Render the lines below, starting at the line containing "svg-text:AA: AA xyxy=(354,294,364,302)" and ending at the line containing "svg-text:Control + CM: Control", both included, as a Markdown table with the columns Row and Line. Number each row and skip any blank lines.

-- start Record set --

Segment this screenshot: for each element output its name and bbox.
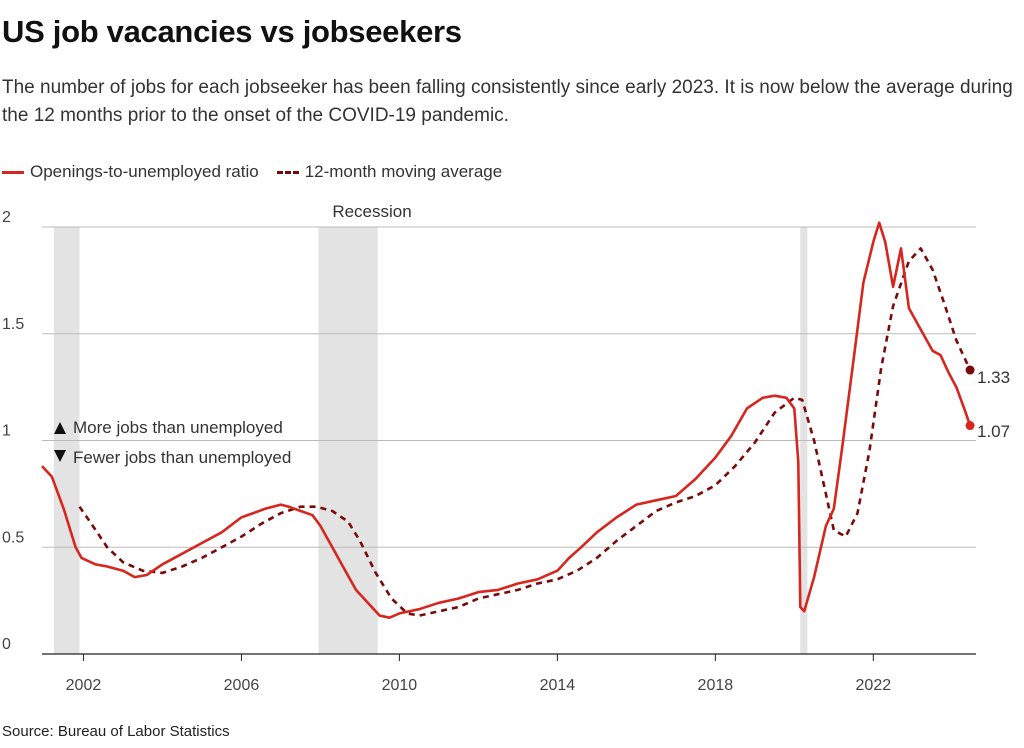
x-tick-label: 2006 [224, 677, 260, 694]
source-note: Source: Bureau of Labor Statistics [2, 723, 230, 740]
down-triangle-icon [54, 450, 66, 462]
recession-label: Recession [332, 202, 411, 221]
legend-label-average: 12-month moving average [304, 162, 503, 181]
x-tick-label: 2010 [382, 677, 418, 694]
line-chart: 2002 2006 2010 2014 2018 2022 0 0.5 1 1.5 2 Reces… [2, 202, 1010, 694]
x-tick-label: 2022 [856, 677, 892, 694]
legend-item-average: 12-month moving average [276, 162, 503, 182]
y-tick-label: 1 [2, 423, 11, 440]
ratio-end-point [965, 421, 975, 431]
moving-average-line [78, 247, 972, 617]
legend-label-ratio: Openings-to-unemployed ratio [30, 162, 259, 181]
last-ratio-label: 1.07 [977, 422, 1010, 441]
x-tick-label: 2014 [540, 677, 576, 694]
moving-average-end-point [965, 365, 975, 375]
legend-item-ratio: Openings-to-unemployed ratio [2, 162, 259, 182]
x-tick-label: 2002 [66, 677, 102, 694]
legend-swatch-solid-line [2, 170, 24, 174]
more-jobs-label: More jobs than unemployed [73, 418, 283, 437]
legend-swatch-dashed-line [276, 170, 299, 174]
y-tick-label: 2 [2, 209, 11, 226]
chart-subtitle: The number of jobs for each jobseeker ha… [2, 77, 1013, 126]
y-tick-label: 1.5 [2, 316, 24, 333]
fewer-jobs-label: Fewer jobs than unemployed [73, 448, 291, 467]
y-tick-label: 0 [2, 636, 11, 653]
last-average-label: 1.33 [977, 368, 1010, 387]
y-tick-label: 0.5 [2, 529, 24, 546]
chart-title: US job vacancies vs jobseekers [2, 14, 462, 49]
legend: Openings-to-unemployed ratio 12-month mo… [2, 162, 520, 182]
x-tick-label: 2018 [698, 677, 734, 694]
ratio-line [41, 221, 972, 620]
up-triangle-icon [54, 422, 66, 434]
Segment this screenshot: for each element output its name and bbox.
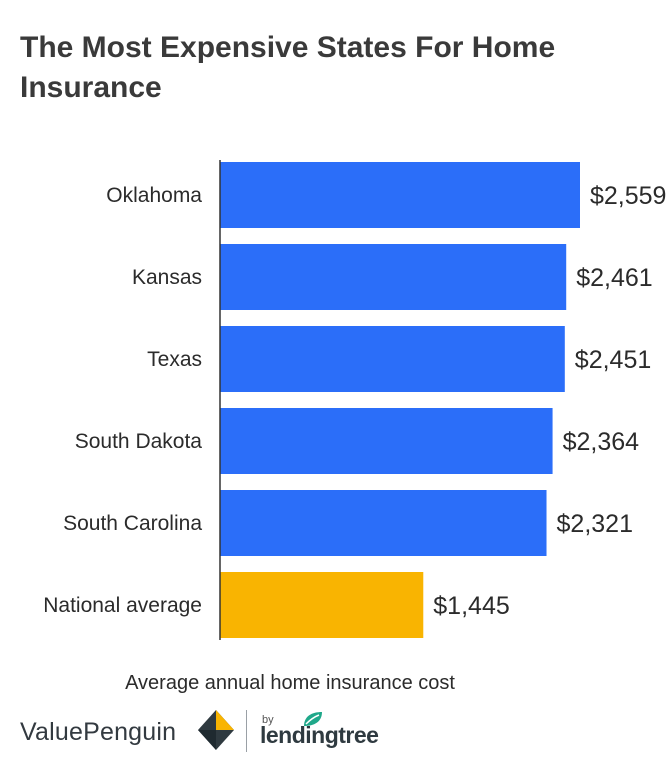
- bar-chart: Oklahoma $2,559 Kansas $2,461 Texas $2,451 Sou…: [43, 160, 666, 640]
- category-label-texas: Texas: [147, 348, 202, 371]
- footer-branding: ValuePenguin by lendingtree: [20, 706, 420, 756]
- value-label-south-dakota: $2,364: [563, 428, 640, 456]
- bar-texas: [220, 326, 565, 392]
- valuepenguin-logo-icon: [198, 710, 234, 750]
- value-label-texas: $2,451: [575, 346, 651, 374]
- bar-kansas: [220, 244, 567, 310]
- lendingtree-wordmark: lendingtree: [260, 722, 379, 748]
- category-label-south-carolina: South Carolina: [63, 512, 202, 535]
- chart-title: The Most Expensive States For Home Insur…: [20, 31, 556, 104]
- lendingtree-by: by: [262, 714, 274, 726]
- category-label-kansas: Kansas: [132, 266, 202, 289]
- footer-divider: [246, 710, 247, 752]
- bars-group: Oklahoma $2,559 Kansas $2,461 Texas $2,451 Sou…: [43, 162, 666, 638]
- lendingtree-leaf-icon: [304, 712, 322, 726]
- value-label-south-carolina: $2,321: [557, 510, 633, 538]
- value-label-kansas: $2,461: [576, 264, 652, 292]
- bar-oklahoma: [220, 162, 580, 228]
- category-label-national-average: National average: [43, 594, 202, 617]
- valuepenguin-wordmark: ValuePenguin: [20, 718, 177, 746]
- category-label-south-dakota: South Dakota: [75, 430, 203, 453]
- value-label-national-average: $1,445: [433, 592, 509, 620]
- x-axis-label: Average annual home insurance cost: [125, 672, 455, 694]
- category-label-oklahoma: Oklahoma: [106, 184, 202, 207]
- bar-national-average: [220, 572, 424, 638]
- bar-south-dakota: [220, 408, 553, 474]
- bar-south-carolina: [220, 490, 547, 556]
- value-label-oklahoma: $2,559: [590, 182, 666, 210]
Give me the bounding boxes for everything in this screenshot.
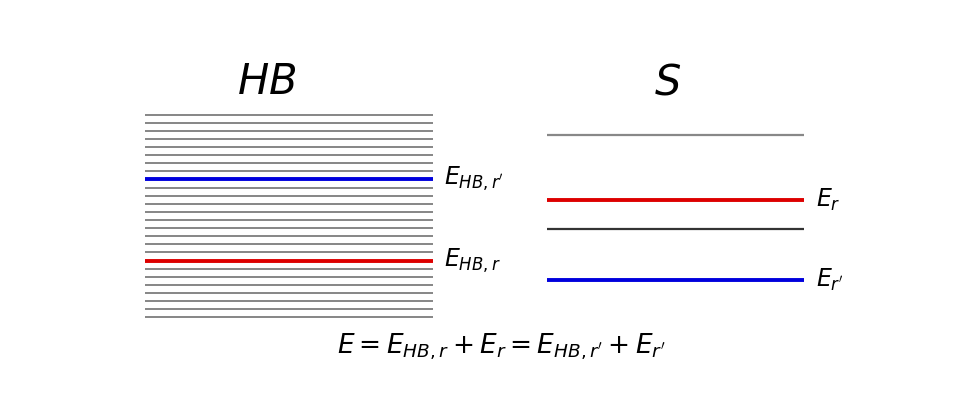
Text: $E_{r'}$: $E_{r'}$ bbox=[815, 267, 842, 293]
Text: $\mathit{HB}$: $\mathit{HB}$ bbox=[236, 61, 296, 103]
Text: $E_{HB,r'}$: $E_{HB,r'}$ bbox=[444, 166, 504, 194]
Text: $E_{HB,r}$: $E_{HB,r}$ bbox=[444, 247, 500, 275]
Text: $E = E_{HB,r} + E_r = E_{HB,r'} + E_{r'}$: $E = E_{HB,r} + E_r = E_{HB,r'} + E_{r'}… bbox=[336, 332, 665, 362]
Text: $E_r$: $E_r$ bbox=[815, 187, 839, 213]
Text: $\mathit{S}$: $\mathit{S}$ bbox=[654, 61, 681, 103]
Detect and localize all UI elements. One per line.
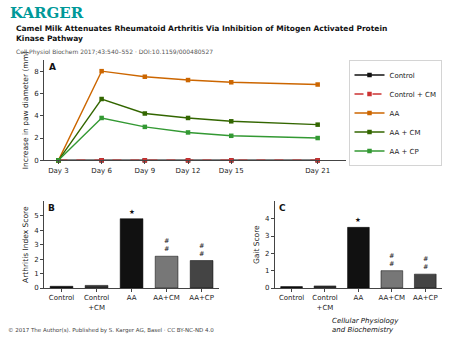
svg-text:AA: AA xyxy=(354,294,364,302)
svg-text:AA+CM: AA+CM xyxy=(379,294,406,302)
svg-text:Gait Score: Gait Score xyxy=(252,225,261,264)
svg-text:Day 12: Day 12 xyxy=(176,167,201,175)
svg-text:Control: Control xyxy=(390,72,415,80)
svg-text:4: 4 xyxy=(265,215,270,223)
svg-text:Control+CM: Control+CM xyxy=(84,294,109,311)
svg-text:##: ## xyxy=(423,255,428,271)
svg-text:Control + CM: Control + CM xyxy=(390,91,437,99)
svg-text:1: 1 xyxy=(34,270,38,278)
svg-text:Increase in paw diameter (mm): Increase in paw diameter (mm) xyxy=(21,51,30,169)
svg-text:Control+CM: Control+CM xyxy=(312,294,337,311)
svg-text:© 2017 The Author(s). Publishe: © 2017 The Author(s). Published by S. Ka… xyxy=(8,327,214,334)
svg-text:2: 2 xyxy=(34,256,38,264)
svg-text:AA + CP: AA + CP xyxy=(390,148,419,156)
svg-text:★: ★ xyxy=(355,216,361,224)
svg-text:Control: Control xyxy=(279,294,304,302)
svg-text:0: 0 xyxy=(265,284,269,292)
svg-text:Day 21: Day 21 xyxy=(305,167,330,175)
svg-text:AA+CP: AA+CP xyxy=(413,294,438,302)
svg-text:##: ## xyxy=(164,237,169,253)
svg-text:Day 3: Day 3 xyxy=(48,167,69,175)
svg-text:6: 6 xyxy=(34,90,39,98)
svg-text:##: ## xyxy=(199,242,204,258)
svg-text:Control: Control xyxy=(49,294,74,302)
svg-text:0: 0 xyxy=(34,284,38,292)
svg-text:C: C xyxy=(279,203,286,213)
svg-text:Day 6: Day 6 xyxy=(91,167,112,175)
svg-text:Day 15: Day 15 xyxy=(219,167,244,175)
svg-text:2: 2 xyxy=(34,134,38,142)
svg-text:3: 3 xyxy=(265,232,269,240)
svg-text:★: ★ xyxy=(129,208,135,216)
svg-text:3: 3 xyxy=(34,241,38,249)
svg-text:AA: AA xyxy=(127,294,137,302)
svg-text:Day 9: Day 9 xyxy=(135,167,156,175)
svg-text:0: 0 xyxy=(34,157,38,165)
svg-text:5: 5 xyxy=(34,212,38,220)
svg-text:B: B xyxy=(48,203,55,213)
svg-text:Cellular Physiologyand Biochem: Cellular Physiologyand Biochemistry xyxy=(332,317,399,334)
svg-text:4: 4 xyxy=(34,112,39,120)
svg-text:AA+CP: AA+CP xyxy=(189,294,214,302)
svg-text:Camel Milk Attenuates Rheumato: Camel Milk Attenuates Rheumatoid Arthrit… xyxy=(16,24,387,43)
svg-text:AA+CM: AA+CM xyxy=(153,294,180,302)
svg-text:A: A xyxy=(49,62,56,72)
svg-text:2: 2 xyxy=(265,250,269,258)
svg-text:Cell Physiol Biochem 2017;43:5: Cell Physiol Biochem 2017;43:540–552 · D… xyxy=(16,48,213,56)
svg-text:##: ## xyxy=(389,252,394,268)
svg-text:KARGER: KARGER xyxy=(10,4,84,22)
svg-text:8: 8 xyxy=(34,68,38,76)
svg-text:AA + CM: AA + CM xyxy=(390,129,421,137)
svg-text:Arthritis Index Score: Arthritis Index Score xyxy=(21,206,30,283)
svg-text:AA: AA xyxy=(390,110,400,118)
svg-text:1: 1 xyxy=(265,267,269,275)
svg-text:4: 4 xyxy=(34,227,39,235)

-- end Record set --

[Exercise answer]:
| Row | Line |
|---|---|
| 1 | svg-text:AA: AA xyxy=(354,294,364,302) |
| 2 | svg-text:AA+CM: AA+CM xyxy=(379,294,406,302) |
| 3 | svg-text:Gait Score: Gait Score xyxy=(252,225,261,264) |
| 4 | svg-text:Day 12: Day 12 xyxy=(176,167,201,175) |
| 5 | svg-text:Control: Control xyxy=(390,72,415,80) |
| 6 | svg-text:4: 4 xyxy=(265,215,270,223) |
| 7 | svg-text:Control+CM: Control+CM xyxy=(84,294,109,311) |
| 8 | svg-text:##: ## xyxy=(423,255,428,271) |
| 9 | svg-text:Control + CM: Control + CM xyxy=(390,91,437,99) |